##### Dataset records #####
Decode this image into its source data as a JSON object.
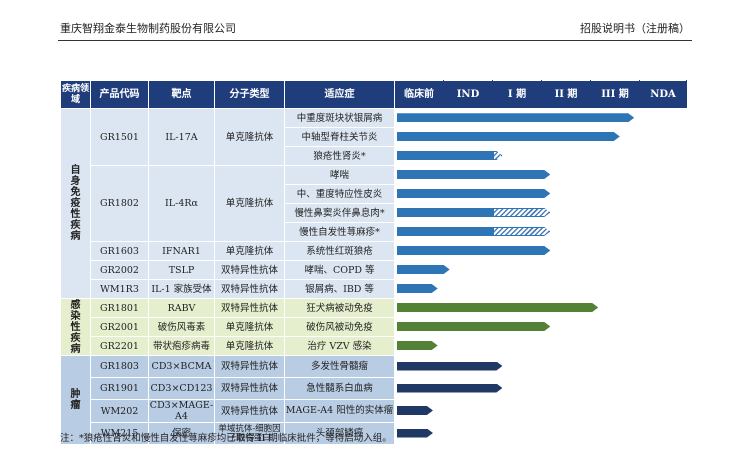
{
  "header": {
    "company": "重庆智翔金泰生物制药股份有限公司",
    "doc": "招股说明书（注册稿）"
  },
  "columns": [
    "疾病领域",
    "产品代码",
    "靶点",
    "分子类型",
    "适应症",
    "临床前",
    "IND",
    "I 期",
    "II 期",
    "III 期",
    "NDA"
  ],
  "rows": [
    {
      "area": "自身免疫性疾病",
      "code": "GR1501",
      "target": "IL-17A",
      "type": "单克隆抗体",
      "ind": "中重度斑块状银屑病",
      "stage": 4.95,
      "style": "blue"
    },
    {
      "area": "",
      "code": "",
      "target": "",
      "type": "",
      "ind": "中轴型脊柱关节炎",
      "stage": 4.65,
      "style": "blue"
    },
    {
      "area": "",
      "code": "",
      "target": "",
      "type": "",
      "ind": "狼疮性肾炎*",
      "stage": 2.2,
      "style": "split"
    },
    {
      "area": "",
      "code": "GR1802",
      "target": "IL-4Rα",
      "type": "单克隆抗体",
      "ind": "哮喘",
      "stage": 3.2,
      "style": "blue"
    },
    {
      "area": "",
      "code": "",
      "target": "",
      "type": "",
      "ind": "中、重度特应性皮炎",
      "stage": 3.2,
      "style": "blue"
    },
    {
      "area": "",
      "code": "",
      "target": "",
      "type": "",
      "ind": "慢性鼻窦炎伴鼻息肉*",
      "stage": 3.2,
      "style": "split"
    },
    {
      "area": "",
      "code": "",
      "target": "",
      "type": "",
      "ind": "慢性自发性荨麻疹*",
      "stage": 3.2,
      "style": "split"
    },
    {
      "area": "",
      "code": "GR1603",
      "target": "IFNAR1",
      "type": "单克隆抗体",
      "ind": "系统性红斑狼疮",
      "stage": 3.2,
      "style": "blue"
    },
    {
      "area": "",
      "code": "GR2002",
      "target": "TSLP",
      "type": "双特异性抗体",
      "ind": "哮喘、COPD 等",
      "stage": 1.1,
      "style": "blue"
    },
    {
      "area": "",
      "code": "WM1R3",
      "target": "IL-1 家族受体",
      "type": "双特异性抗体",
      "ind": "银屑病、IBD 等",
      "stage": 0.85,
      "style": "blue"
    },
    {
      "area": "感染性疾病",
      "code": "GR1801",
      "target": "RABV",
      "type": "双特异性抗体",
      "ind": "狂犬病被动免疫",
      "stage": 4.2,
      "style": "green"
    },
    {
      "area": "",
      "code": "GR2001",
      "target": "破伤风毒素",
      "type": "单克隆抗体",
      "ind": "破伤风被动免疫",
      "stage": 3.2,
      "style": "green"
    },
    {
      "area": "",
      "code": "GR2201",
      "target": "带状疱疹病毒",
      "type": "单克隆抗体",
      "ind": "治疗 VZV 感染",
      "stage": 0.85,
      "style": "green"
    },
    {
      "area": "肿瘤",
      "code": "GR1803",
      "target": "CD3×BCMA",
      "type": "双特异性抗体",
      "ind": "多发性骨髓瘤",
      "stage": 2.2,
      "style": "navy"
    },
    {
      "area": "",
      "code": "GR1901",
      "target": "CD3×CD123",
      "type": "双特异性抗体",
      "ind": "急性髓系白血病",
      "stage": 2.2,
      "style": "navy"
    },
    {
      "area": "",
      "code": "WM202",
      "target": "CD3×MAGE-A4",
      "type": "双特异性抗体",
      "ind": "MAGE-A4 阳性的实体瘤",
      "stage": 0.75,
      "style": "navy"
    },
    {
      "area": "",
      "code": "WM215",
      "target": "保密",
      "type": "单域抗体-细胞因子融合蛋白",
      "ind": "头颈部鳞癌",
      "stage": 0.75,
      "style": "navy"
    }
  ],
  "note": "注：*狼疮性肾炎和慢性自发性荨麻疹均已取得 II 期临床批件，等待启动入组。"
}
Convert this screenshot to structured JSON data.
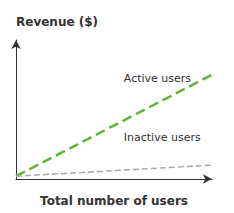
{
  "chart_data": {
    "type": "line",
    "x_label": "Total number of users",
    "y_label": "Revenue ($)",
    "x": [
      0.0,
      1.0
    ],
    "series": [
      {
        "name": "Active users",
        "color": "#5cb533",
        "line_style": "dashed",
        "values": [
          0.02,
          0.75
        ]
      },
      {
        "name": "Inactive users",
        "color": "#aaaaaa",
        "line_style": "dashed",
        "values": [
          0.02,
          0.1
        ]
      }
    ],
    "xlim": [
      0.0,
      1.0
    ],
    "ylim": [
      0.0,
      1.0
    ],
    "tick_labels": false,
    "grid": false
  }
}
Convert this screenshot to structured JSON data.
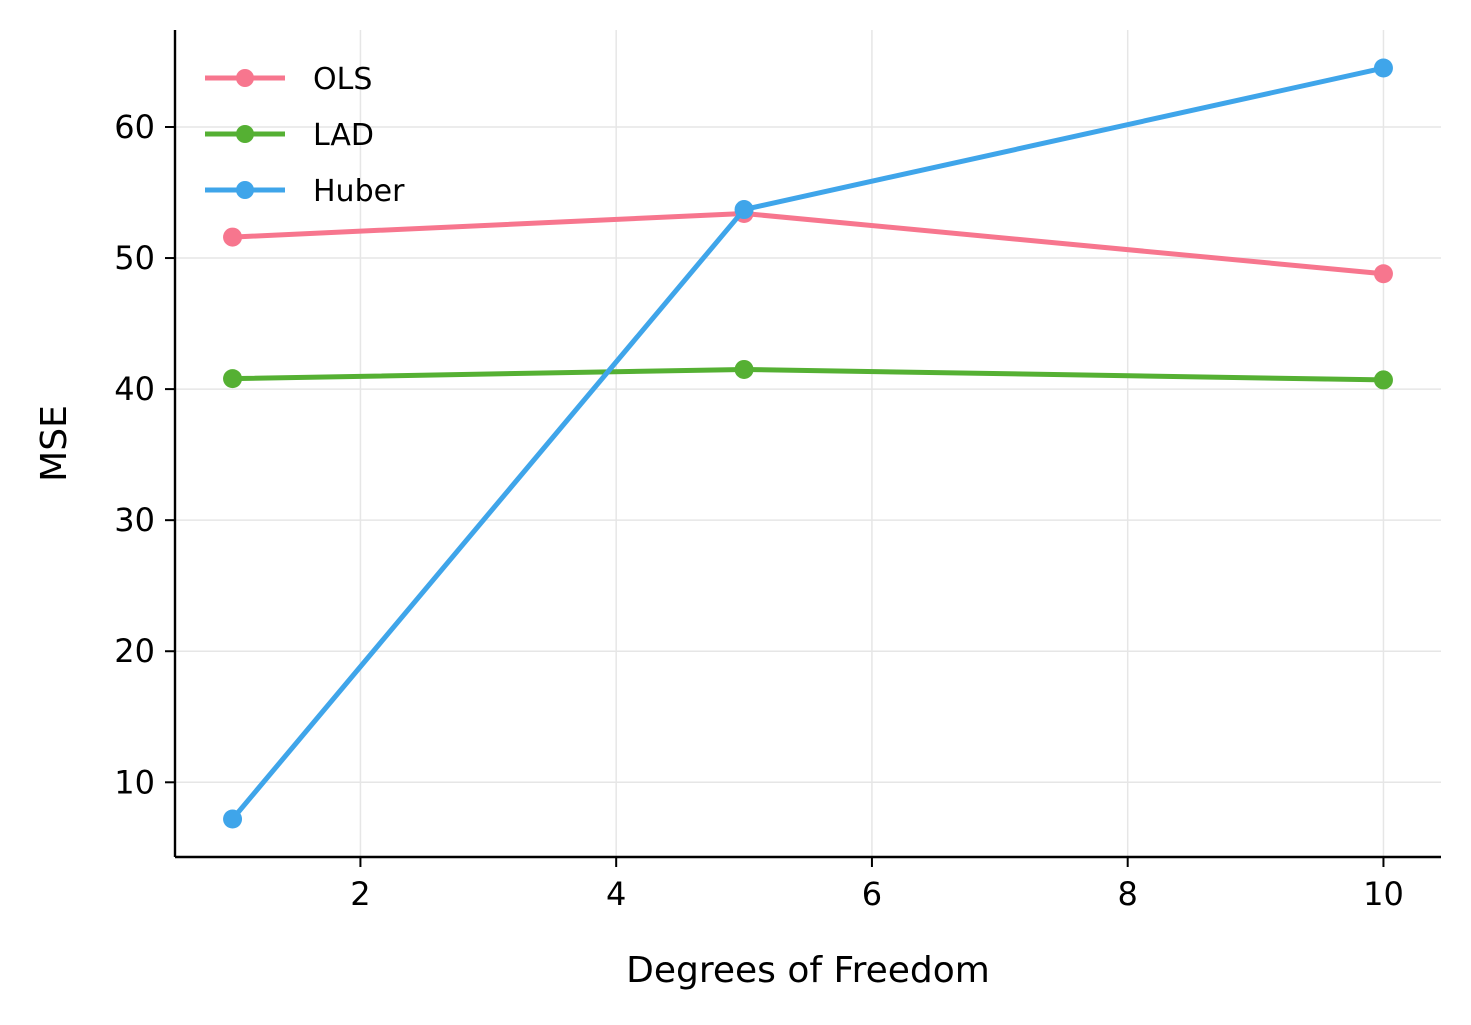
{
  "chart_data": {
    "type": "line",
    "title": "",
    "xlabel": "Degrees of Freedom",
    "ylabel": "MSE",
    "xlim": [
      0.55,
      10.45
    ],
    "ylim": [
      4.3,
      67.4
    ],
    "xticks": [
      2,
      4,
      6,
      8,
      10
    ],
    "yticks": [
      10,
      20,
      30,
      40,
      50,
      60
    ],
    "grid": true,
    "legend_position": "top-left",
    "x": [
      1,
      5,
      10
    ],
    "series": [
      {
        "name": "OLS",
        "color": "#f7768e",
        "values": [
          51.6,
          53.4,
          48.8
        ]
      },
      {
        "name": "LAD",
        "color": "#55b033",
        "values": [
          40.8,
          41.5,
          40.7
        ]
      },
      {
        "name": "Huber",
        "color": "#3fa5ea",
        "values": [
          7.2,
          53.7,
          64.5
        ]
      }
    ]
  }
}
#####
Task brief
Print out the material word for word, omitting the pictures.

Correct result
Decode this image into its source data as a JSON object.
{
  "header": {
    "company": "重庆智翔金泰生物制药股份有限公司",
    "doc": "招股说明书（注册稿）"
  },
  "columns": [
    "疾病领域",
    "产品代码",
    "靶点",
    "分子类型",
    "适应症",
    "临床前",
    "IND",
    "I 期",
    "II 期",
    "III 期",
    "NDA"
  ],
  "rows": [
    {
      "area": "自身免疫性疾病",
      "code": "GR1501",
      "target": "IL-17A",
      "type": "单克隆抗体",
      "ind": "中重度斑块状银屑病",
      "stage": 4.95,
      "style": "blue"
    },
    {
      "area": "",
      "code": "",
      "target": "",
      "type": "",
      "ind": "中轴型脊柱关节炎",
      "stage": 4.65,
      "style": "blue"
    },
    {
      "area": "",
      "code": "",
      "target": "",
      "type": "",
      "ind": "狼疮性肾炎*",
      "stage": 2.2,
      "style": "split"
    },
    {
      "area": "",
      "code": "GR1802",
      "target": "IL-4Rα",
      "type": "单克隆抗体",
      "ind": "哮喘",
      "stage": 3.2,
      "style": "blue"
    },
    {
      "area": "",
      "code": "",
      "target": "",
      "type": "",
      "ind": "中、重度特应性皮炎",
      "stage": 3.2,
      "style": "blue"
    },
    {
      "area": "",
      "code": "",
      "target": "",
      "type": "",
      "ind": "慢性鼻窦炎伴鼻息肉*",
      "stage": 3.2,
      "style": "split"
    },
    {
      "area": "",
      "code": "",
      "target": "",
      "type": "",
      "ind": "慢性自发性荨麻疹*",
      "stage": 3.2,
      "style": "split"
    },
    {
      "area": "",
      "code": "GR1603",
      "target": "IFNAR1",
      "type": "单克隆抗体",
      "ind": "系统性红斑狼疮",
      "stage": 3.2,
      "style": "blue"
    },
    {
      "area": "",
      "code": "GR2002",
      "target": "TSLP",
      "type": "双特异性抗体",
      "ind": "哮喘、COPD 等",
      "stage": 1.1,
      "style": "blue"
    },
    {
      "area": "",
      "code": "WM1R3",
      "target": "IL-1 家族受体",
      "type": "双特异性抗体",
      "ind": "银屑病、IBD 等",
      "stage": 0.85,
      "style": "blue"
    },
    {
      "area": "感染性疾病",
      "code": "GR1801",
      "target": "RABV",
      "type": "双特异性抗体",
      "ind": "狂犬病被动免疫",
      "stage": 4.2,
      "style": "green"
    },
    {
      "area": "",
      "code": "GR2001",
      "target": "破伤风毒素",
      "type": "单克隆抗体",
      "ind": "破伤风被动免疫",
      "stage": 3.2,
      "style": "green"
    },
    {
      "area": "",
      "code": "GR2201",
      "target": "带状疱疹病毒",
      "type": "单克隆抗体",
      "ind": "治疗 VZV 感染",
      "stage": 0.85,
      "style": "green"
    },
    {
      "area": "肿瘤",
      "code": "GR1803",
      "target": "CD3×BCMA",
      "type": "双特异性抗体",
      "ind": "多发性骨髓瘤",
      "stage": 2.2,
      "style": "navy"
    },
    {
      "area": "",
      "code": "GR1901",
      "target": "CD3×CD123",
      "type": "双特异性抗体",
      "ind": "急性髓系白血病",
      "stage": 2.2,
      "style": "navy"
    },
    {
      "area": "",
      "code": "WM202",
      "target": "CD3×MAGE-A4",
      "type": "双特异性抗体",
      "ind": "MAGE-A4 阳性的实体瘤",
      "stage": 0.75,
      "style": "navy"
    },
    {
      "area": "",
      "code": "WM215",
      "target": "保密",
      "type": "单域抗体-细胞因子融合蛋白",
      "ind": "头颈部鳞癌",
      "stage": 0.75,
      "style": "navy"
    }
  ],
  "note": "注：*狼疮性肾炎和慢性自发性荨麻疹均已取得 II 期临床批件，等待启动入组。"
}
Convert this screenshot to structured JSON data.
{
  "chart_data": {
    "type": "line",
    "x_label": "Total number of users",
    "y_label": "Revenue ($)",
    "x": [
      0.0,
      1.0
    ],
    "series": [
      {
        "name": "Active users",
        "color": "#5cb533",
        "line_style": "dashed",
        "values": [
          0.02,
          0.75
        ]
      },
      {
        "name": "Inactive users",
        "color": "#aaaaaa",
        "line_style": "dashed",
        "values": [
          0.02,
          0.1
        ]
      }
    ],
    "xlim": [
      0.0,
      1.0
    ],
    "ylim": [
      0.0,
      1.0
    ],
    "tick_labels": false,
    "grid": false
  }
}
Convert this screenshot to structured JSON data.
{
  "chart_data": {
    "type": "line",
    "title": "",
    "xlabel": "Degrees of Freedom",
    "ylabel": "MSE",
    "xlim": [
      0.55,
      10.45
    ],
    "ylim": [
      4.3,
      67.4
    ],
    "xticks": [
      2,
      4,
      6,
      8,
      10
    ],
    "yticks": [
      10,
      20,
      30,
      40,
      50,
      60
    ],
    "grid": true,
    "legend_position": "top-left",
    "x": [
      1,
      5,
      10
    ],
    "series": [
      {
        "name": "OLS",
        "color": "#f7768e",
        "values": [
          51.6,
          53.4,
          48.8
        ]
      },
      {
        "name": "LAD",
        "color": "#55b033",
        "values": [
          40.8,
          41.5,
          40.7
        ]
      },
      {
        "name": "Huber",
        "color": "#3fa5ea",
        "values": [
          7.2,
          53.7,
          64.5
        ]
      }
    ]
  }
}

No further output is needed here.